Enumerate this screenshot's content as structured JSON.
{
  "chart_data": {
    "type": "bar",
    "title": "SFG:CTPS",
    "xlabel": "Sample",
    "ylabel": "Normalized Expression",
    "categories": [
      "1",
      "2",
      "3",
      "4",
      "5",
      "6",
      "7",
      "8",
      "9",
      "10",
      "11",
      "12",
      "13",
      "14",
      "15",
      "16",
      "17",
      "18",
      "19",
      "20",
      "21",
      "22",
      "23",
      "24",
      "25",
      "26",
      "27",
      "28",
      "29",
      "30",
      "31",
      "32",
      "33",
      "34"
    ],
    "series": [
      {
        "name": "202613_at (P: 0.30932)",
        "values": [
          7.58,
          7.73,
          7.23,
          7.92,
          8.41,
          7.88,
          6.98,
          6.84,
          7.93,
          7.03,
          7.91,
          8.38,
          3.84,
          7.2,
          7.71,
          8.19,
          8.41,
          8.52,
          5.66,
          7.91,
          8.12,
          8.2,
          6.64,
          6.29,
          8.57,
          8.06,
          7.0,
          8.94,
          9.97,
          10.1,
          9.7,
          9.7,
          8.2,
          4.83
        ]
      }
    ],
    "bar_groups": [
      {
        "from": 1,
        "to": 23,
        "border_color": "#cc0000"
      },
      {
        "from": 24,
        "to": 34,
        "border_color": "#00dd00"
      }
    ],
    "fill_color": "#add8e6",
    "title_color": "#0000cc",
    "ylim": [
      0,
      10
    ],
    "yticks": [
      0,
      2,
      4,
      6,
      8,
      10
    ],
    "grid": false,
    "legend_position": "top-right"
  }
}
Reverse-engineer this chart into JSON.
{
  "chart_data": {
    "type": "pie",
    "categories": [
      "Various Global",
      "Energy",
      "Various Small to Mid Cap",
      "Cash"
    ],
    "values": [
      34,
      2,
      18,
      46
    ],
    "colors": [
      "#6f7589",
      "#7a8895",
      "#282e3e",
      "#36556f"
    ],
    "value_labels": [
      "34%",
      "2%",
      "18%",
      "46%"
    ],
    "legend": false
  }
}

- - -

What you should do —
Your task is to repeat every entry exactly.

Complete response —
Enumerate this screenshot's content as structured JSON.
{
  "chart_data": {
    "type": "bar",
    "title": "SFG:CTPS",
    "xlabel": "Sample",
    "ylabel": "Normalized Expression",
    "categories": [
      "1",
      "2",
      "3",
      "4",
      "5",
      "6",
      "7",
      "8",
      "9",
      "10",
      "11",
      "12",
      "13",
      "14",
      "15",
      "16",
      "17",
      "18",
      "19",
      "20",
      "21",
      "22",
      "23",
      "24",
      "25",
      "26",
      "27",
      "28",
      "29",
      "30",
      "31",
      "32",
      "33",
      "34"
    ],
    "series": [
      {
        "name": "202613_at (P: 0.30932)",
        "values": [
          7.58,
          7.73,
          7.23,
          7.92,
          8.41,
          7.88,
          6.98,
          6.84,
          7.93,
          7.03,
          7.91,
          8.38,
          3.84,
          7.2,
          7.71,
          8.19,
          8.41,
          8.52,
          5.66,
          7.91,
          8.12,
          8.2,
          6.64,
          6.29,
          8.57,
          8.06,
          7.0,
          8.94,
          9.97,
          10.1,
          9.7,
          9.7,
          8.2,
          4.83
        ]
      }
    ],
    "bar_groups": [
      {
        "from": 1,
        "to": 23,
        "border_color": "#cc0000"
      },
      {
        "from": 24,
        "to": 34,
        "border_color": "#00dd00"
      }
    ],
    "fill_color": "#add8e6",
    "title_color": "#0000cc",
    "ylim": [
      0,
      10
    ],
    "yticks": [
      0,
      2,
      4,
      6,
      8,
      10
    ],
    "grid": false,
    "legend_position": "top-right"
  }
}
Reverse-engineer this chart into JSON.
{
  "chart_data": {
    "type": "pie",
    "categories": [
      "Various Global",
      "Energy",
      "Various Small to Mid Cap",
      "Cash"
    ],
    "values": [
      34,
      2,
      18,
      46
    ],
    "colors": [
      "#6f7589",
      "#7a8895",
      "#282e3e",
      "#36556f"
    ],
    "value_labels": [
      "34%",
      "2%",
      "18%",
      "46%"
    ],
    "legend": false
  }
}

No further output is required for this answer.